Problem statement -> Beginning with the line that contains "What does this", reproduce the remaining lines of the material exactly, up to and including the last one, but no pictures.

Dataset entries:

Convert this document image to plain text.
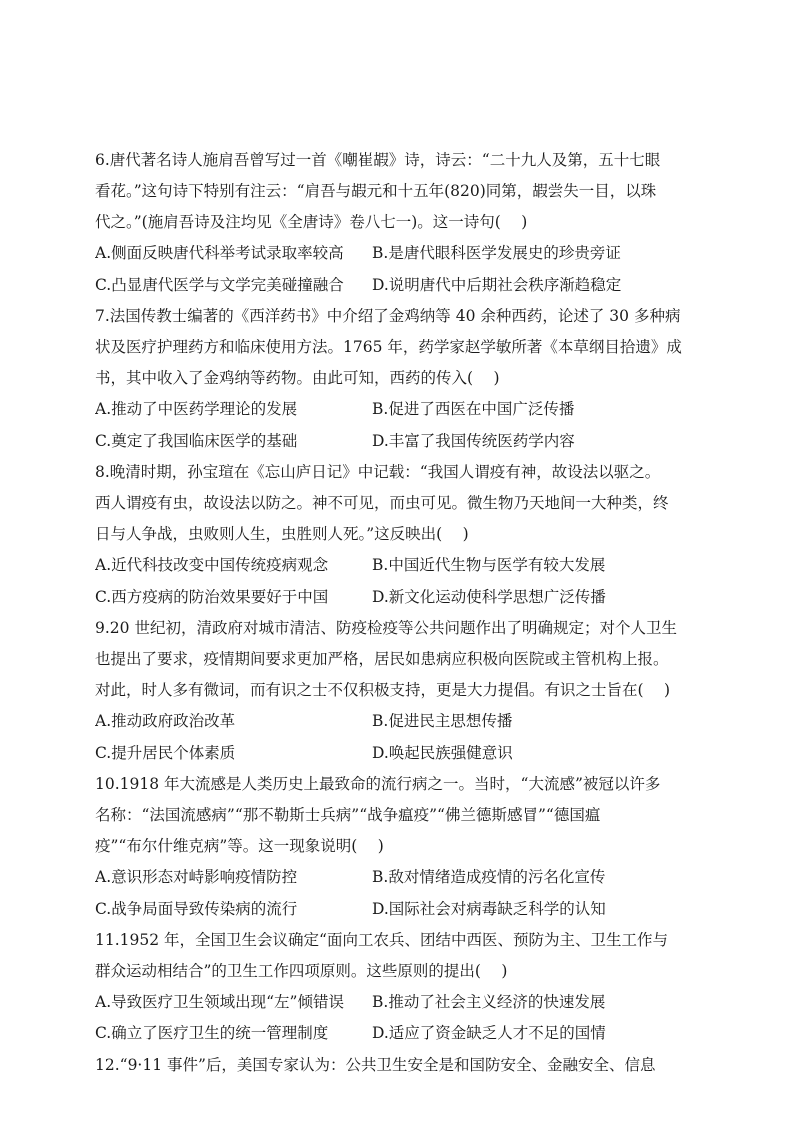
6.唐代著名诗人施肩吾曾写过一首《嘲崔嘏》诗，诗云：“二十九人及第，五十七眼
看花。”这句诗下特别有注云：“肩吾与嘏元和十五年(820)同第，嘏尝失一目，以珠
代之。”(施肩吾诗及注均见《全唐诗》卷八七一)。这一诗句(　 )
A.侧面反映唐代科举考试录取率较高	B.是唐代眼科医学发展史的珍贵旁证
C.凸显唐代医学与文学完美碰撞融合	D.说明唐代中后期社会秩序渐趋稳定
7.法国传教士编著的《西洋药书》中介绍了金鸡纳等 40 余种西药，论述了 30 多种病
状及医疗护理药方和临床使用方法。1765 年，药学家赵学敏所著《本草纲目拾遗》成
书，其中收入了金鸡纳等药物。由此可知，西药的传入(　 )
A.推动了中医药学理论的发展	B.促进了西医在中国广泛传播
C.奠定了我国临床医学的基础	D.丰富了我国传统医药学内容
8.晚清时期，孙宝瑄在《忘山庐日记》中记载：“我国人谓疫有神，故设法以驱之。
西人谓疫有虫，故设法以防之。神不可见，而虫可见。微生物乃天地间一大种类，终
日与人争战，虫败则人生，虫胜则人死。”这反映出(　 )
A.近代科技改变中国传统疫病观念	B.中国近代生物与医学有较大发展
C.西方疫病的防治效果要好于中国	D.新文化运动使科学思想广泛传播
9.20 世纪初，清政府对城市清洁、防疫检疫等公共问题作出了明确规定；对个人卫生
也提出了要求，疫情期间要求更加严格，居民如患病应积极向医院或主管机构上报。
对此，时人多有微词，而有识之士不仅积极支持，更是大力提倡。有识之士旨在(　 )
A.推动政府政治改革	B.促进民主思想传播
C.提升居民个体素质	D.唤起民族强健意识
10.1918 年大流感是人类历史上最致命的流行病之一。当时，“大流感”被冠以许多
名称：“法国流感病”“那不勒斯士兵病”“战争瘟疫”“佛兰德斯感冒”“德国瘟
疫”“布尔什维克病”等。这一现象说明(　 )
A.意识形态对峙影响疫情防控	B.敌对情绪造成疫情的污名化宣传
C.战争局面导致传染病的流行	D.国际社会对病毒缺乏科学的认知
11.1952 年，全国卫生会议确定“面向工农兵、团结中西医、预防为主、卫生工作与
群众运动相结合”的卫生工作四项原则。这些原则的提出(　 )
A.导致医疗卫生领域出现“左”倾错误	B.推动了社会主义经济的快速发展
C.确立了医疗卫生的统一管理制度	D.适应了资金缺乏人才不足的国情
12.“9·11 事件”后，美国专家认为：公共卫生安全是和国防安全、金融安全、信息
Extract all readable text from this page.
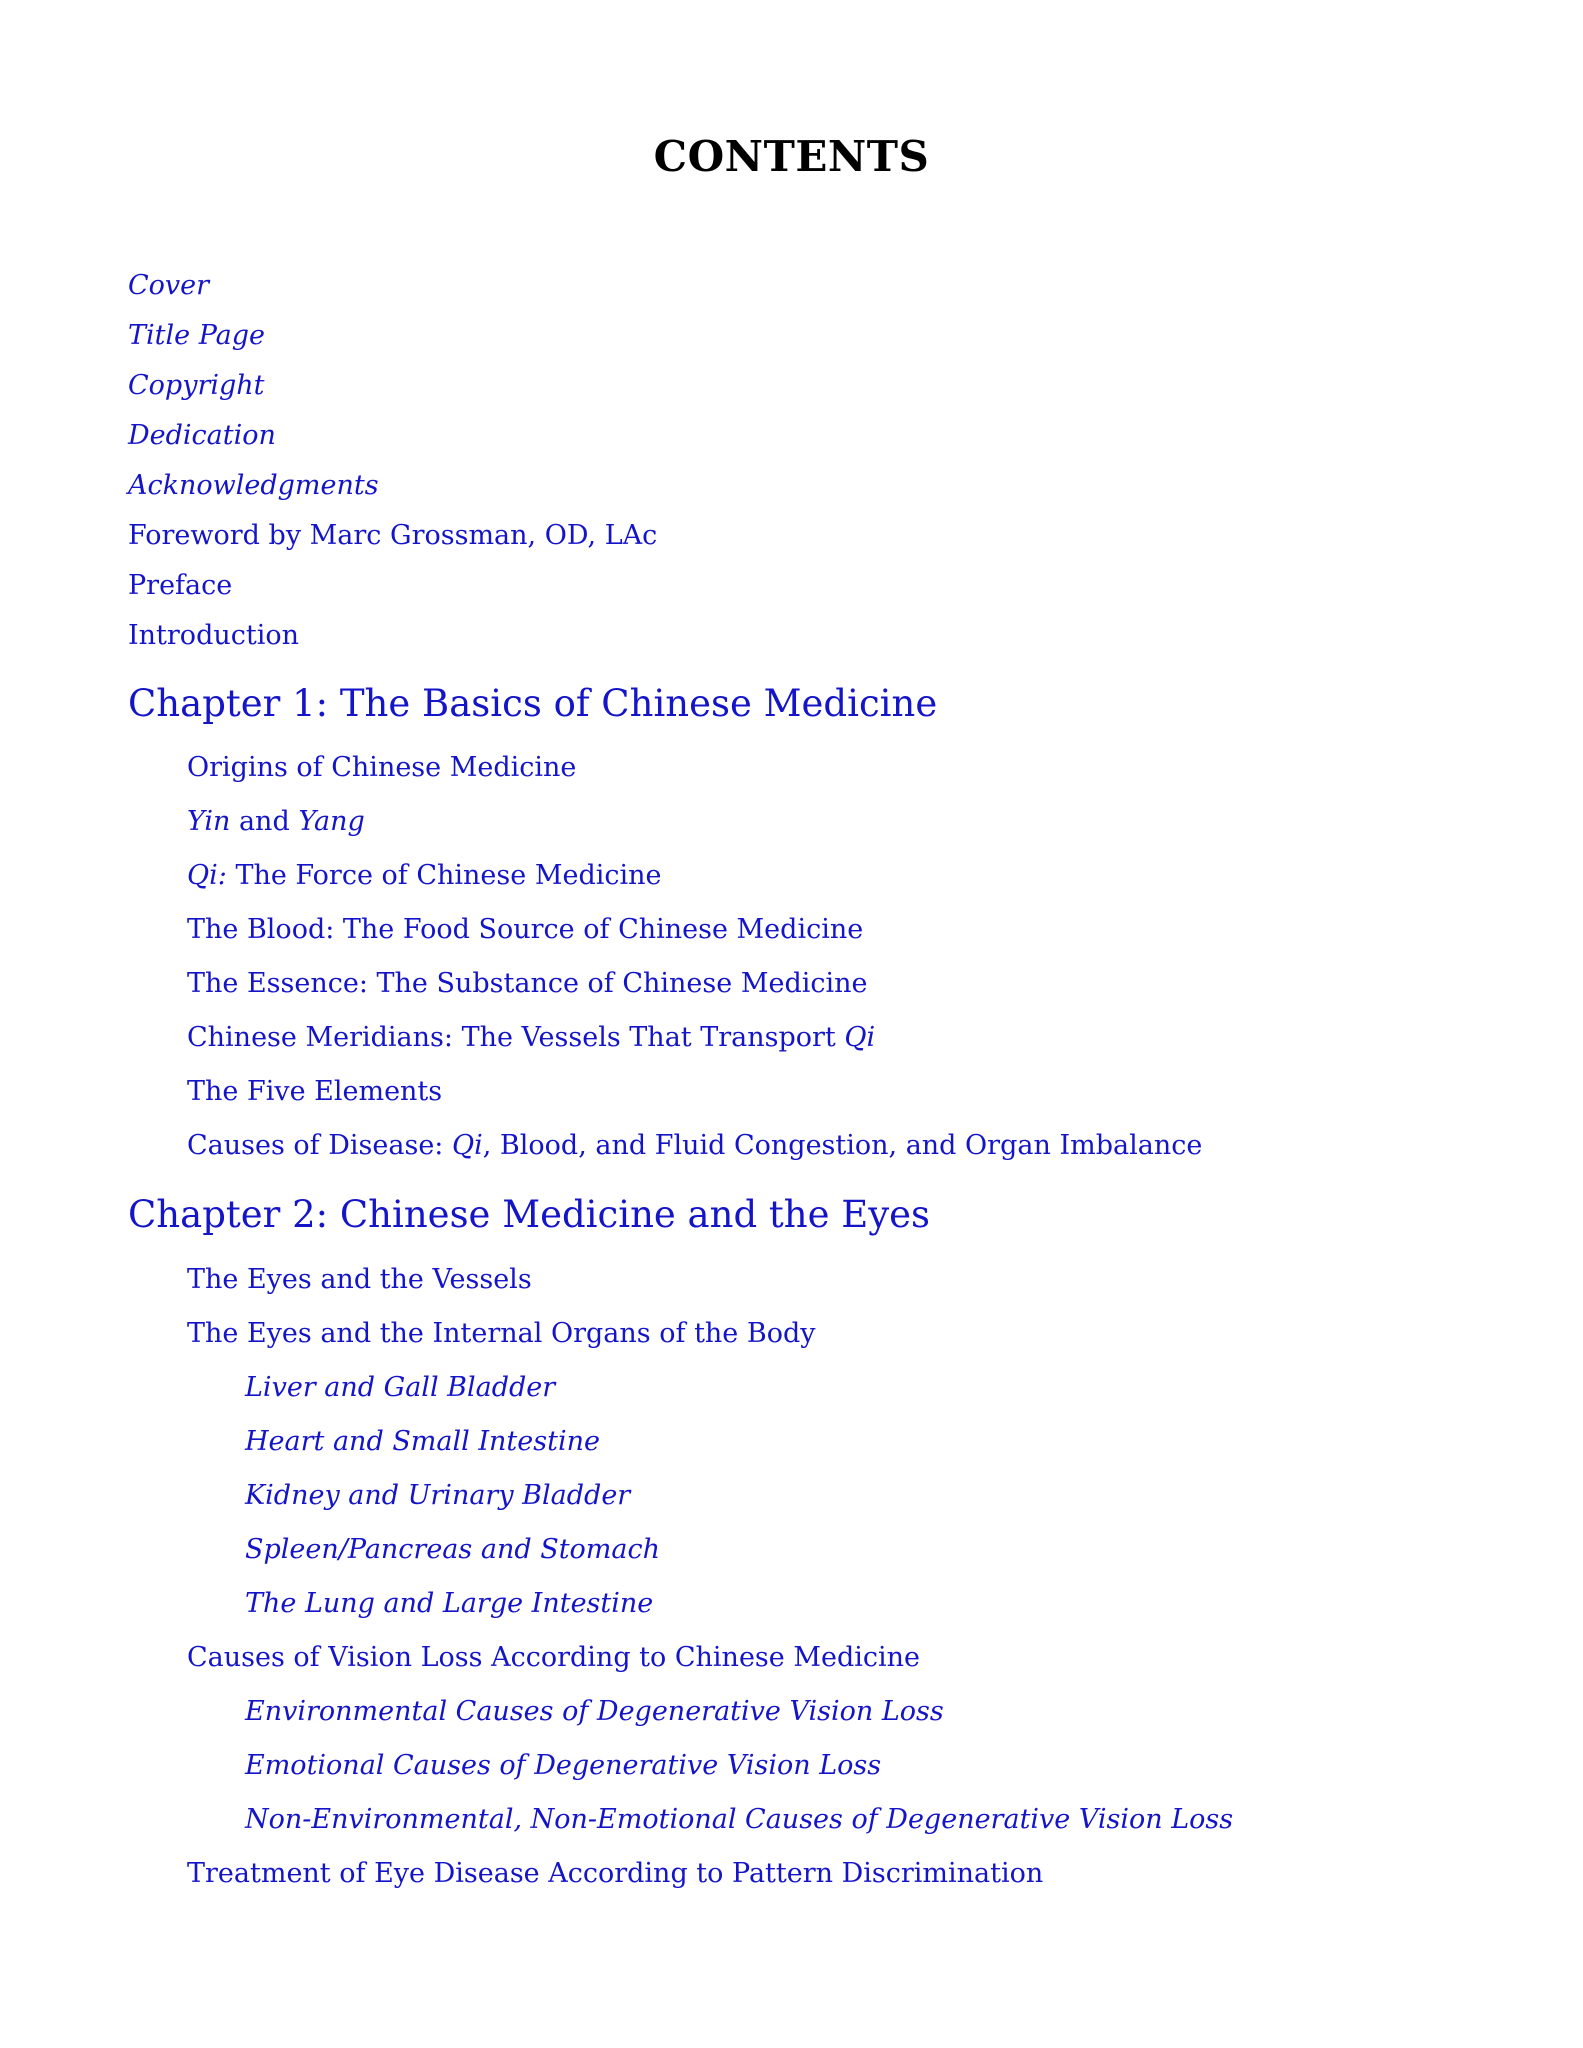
CONTENTS
Cover
Title Page
Copyright
Dedication
Acknowledgments
Foreword by Marc Grossman, OD, LAc
Preface
Introduction
Chapter 1: The Basics of Chinese Medicine
Origins of Chinese Medicine
Yin and Yang
Qi: The Force of Chinese Medicine
The Blood: The Food Source of Chinese Medicine
The Essence: The Substance of Chinese Medicine
Chinese Meridians: The Vessels That Transport Qi
The Five Elements
Causes of Disease: Qi, Blood, and Fluid Congestion, and Organ Imbalance
Chapter 2: Chinese Medicine and the Eyes
The Eyes and the Vessels
The Eyes and the Internal Organs of the Body
Liver and Gall Bladder
Heart and Small Intestine
Kidney and Urinary Bladder
Spleen/Pancreas and Stomach
The Lung and Large Intestine
Causes of Vision Loss According to Chinese Medicine
Environmental Causes of Degenerative Vision Loss
Emotional Causes of Degenerative Vision Loss
Non-Environmental, Non-Emotional Causes of Degenerative Vision Loss
Treatment of Eye Disease According to Pattern Discrimination
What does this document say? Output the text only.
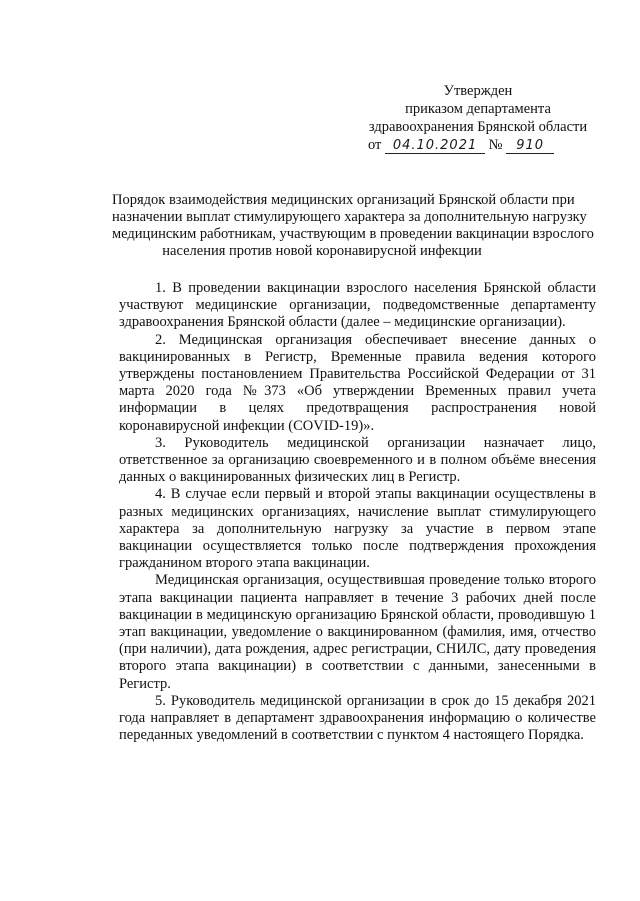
Утвержден
приказом департамента
здравоохранения Брянской области
от 04.10.2021 № 910
Порядок взаимодействия медицинских организаций Брянской области при
назначении выплат стимулирующего характера за дополнительную нагрузку
медицинским работникам, участвующим в проведении вакцинации взрослого
населения против новой коронавирусной инфекции

1. В проведении вакцинации взрослого населения Брянской области участвуют медицинские организации, подведомственные департаменту здравоохранения Брянской области (далее – медицинские организации).

2. Медицинская организация обеспечивает внесение данных о вакцинированных в Регистр, Временные правила ведения которого утверждены постановлением Правительства Российской Федерации от 31 марта 2020 года №373 «Об утверждении Временных правил учета информации в целях предотвращения распространения новой коронавирусной инфекции (COVID-19)».

3. Руководитель медицинской организации назначает лицо, ответственное за организацию своевременного и в полном объёме внесения данных о вакцинированных физических лиц в Регистр.

4. В случае если первый и второй этапы вакцинации осуществлены в разных медицинских организациях, начисление выплат стимулирующего характера за дополнительную нагрузку за участие в первом этапе вакцинации осуществляется только после подтверждения прохождения гражданином второго этапа вакцинации.

Медицинская организация, осуществившая проведение только второго этапа вакцинации пациента направляет в течение 3 рабочих дней после вакцинации в медицинскую организацию Брянской области, проводившую 1 этап вакцинации, уведомление о вакцинированном (фамилия, имя, отчество (при наличии), дата рождения, адрес регистрации, СНИЛС, дату проведения второго этапа вакцинации) в соответствии с данными, занесенными в Регистр.

5. Руководитель медицинской организации в срок до 15 декабря 2021 года направляет в департамент здравоохранения информацию о количестве переданных уведомлений в соответствии с пунктом 4 настоящего Порядка.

Result for this exercise ->
What does this document say? Output the text only.
Утвержден
приказом департамента
здравоохранения Брянской области
от 04.10.2021 № 910
Порядок взаимодействия медицинских организаций Брянской области при
назначении выплат стимулирующего характера за дополнительную нагрузку
медицинским работникам, участвующим в проведении вакцинации взрослого
населения против новой коронавирусной инфекции

1. В проведении вакцинации взрослого населения Брянской области участвуют медицинские организации, подведомственные департаменту здравоохранения Брянской области (далее – медицинские организации).

2. Медицинская организация обеспечивает внесение данных о вакцинированных в Регистр, Временные правила ведения которого утверждены постановлением Правительства Российской Федерации от 31 марта 2020 года №373 «Об утверждении Временных правил учета информации в целях предотвращения распространения новой коронавирусной инфекции (COVID-19)».

3. Руководитель медицинской организации назначает лицо, ответственное за организацию своевременного и в полном объёме внесения данных о вакцинированных физических лиц в Регистр.

4. В случае если первый и второй этапы вакцинации осуществлены в разных медицинских организациях, начисление выплат стимулирующего характера за дополнительную нагрузку за участие в первом этапе вакцинации осуществляется только после подтверждения прохождения гражданином второго этапа вакцинации.

Медицинская организация, осуществившая проведение только второго этапа вакцинации пациента направляет в течение 3 рабочих дней после вакцинации в медицинскую организацию Брянской области, проводившую 1 этап вакцинации, уведомление о вакцинированном (фамилия, имя, отчество (при наличии), дата рождения, адрес регистрации, СНИЛС, дату проведения второго этапа вакцинации) в соответствии с данными, занесенными в Регистр.

5. Руководитель медицинской организации в срок до 15 декабря 2021 года направляет в департамент здравоохранения информацию о количестве переданных уведомлений в соответствии с пунктом 4 настоящего Порядка.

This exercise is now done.